┏━━

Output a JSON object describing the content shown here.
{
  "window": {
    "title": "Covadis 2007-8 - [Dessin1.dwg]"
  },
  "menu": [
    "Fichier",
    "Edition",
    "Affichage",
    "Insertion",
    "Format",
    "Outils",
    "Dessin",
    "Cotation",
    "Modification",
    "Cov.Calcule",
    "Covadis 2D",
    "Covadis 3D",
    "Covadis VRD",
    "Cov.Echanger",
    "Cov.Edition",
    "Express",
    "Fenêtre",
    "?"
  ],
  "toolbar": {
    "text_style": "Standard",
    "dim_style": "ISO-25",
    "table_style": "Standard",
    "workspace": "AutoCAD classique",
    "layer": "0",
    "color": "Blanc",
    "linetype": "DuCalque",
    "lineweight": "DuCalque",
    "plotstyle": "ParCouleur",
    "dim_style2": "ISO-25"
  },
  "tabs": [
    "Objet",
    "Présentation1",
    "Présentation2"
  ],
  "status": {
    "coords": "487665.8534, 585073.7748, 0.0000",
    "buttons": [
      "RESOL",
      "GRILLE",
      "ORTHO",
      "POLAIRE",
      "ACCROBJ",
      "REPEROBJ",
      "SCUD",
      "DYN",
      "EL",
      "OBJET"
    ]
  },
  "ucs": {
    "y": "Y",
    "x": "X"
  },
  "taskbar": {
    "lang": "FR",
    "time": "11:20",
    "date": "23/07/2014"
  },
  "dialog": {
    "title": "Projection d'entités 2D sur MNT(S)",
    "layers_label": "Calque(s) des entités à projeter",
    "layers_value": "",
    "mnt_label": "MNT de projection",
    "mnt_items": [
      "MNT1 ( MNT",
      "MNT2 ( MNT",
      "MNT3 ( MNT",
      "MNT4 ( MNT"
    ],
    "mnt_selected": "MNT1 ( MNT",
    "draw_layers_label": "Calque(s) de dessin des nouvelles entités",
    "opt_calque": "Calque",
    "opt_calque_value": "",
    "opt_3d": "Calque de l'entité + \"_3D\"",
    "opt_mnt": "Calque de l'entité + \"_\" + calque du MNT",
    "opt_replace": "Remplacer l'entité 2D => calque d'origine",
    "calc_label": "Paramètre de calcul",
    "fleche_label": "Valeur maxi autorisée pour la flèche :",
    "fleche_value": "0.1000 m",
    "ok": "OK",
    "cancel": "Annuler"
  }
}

┗━━

PROBLEM REQUIREMENTS: What is the number of lines in the records that contain the string "DuCalque"? Give only that number.

CORRECT ANSWER: 2